EXERCISE GOAL
Produce the listing below again, exactly as shown.

Raw records
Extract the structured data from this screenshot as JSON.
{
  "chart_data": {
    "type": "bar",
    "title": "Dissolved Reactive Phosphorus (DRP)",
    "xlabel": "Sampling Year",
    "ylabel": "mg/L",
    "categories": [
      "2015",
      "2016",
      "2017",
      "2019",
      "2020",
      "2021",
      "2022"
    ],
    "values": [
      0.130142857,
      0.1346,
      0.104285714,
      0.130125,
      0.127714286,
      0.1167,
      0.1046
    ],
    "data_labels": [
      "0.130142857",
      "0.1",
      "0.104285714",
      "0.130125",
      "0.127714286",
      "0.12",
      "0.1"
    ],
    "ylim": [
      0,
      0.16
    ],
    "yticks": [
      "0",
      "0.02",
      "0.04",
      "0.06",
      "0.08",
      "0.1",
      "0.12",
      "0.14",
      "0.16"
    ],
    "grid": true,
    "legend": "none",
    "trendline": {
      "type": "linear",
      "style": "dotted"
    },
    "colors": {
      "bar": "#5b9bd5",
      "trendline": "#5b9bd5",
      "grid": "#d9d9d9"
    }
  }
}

THE RESPONSE
Extract the structured data from this screenshot as JSON.
{
  "chart_data": {
    "type": "bar",
    "title": "Dissolved Reactive Phosphorus (DRP)",
    "xlabel": "Sampling Year",
    "ylabel": "mg/L",
    "categories": [
      "2015",
      "2016",
      "2017",
      "2019",
      "2020",
      "2021",
      "2022"
    ],
    "values": [
      0.130142857,
      0.1346,
      0.104285714,
      0.130125,
      0.127714286,
      0.1167,
      0.1046
    ],
    "data_labels": [
      "0.130142857",
      "0.1",
      "0.104285714",
      "0.130125",
      "0.127714286",
      "0.12",
      "0.1"
    ],
    "ylim": [
      0,
      0.16
    ],
    "yticks": [
      "0",
      "0.02",
      "0.04",
      "0.06",
      "0.08",
      "0.1",
      "0.12",
      "0.14",
      "0.16"
    ],
    "grid": true,
    "legend": "none",
    "trendline": {
      "type": "linear",
      "style": "dotted"
    },
    "colors": {
      "bar": "#5b9bd5",
      "trendline": "#5b9bd5",
      "grid": "#d9d9d9"
    }
  }
}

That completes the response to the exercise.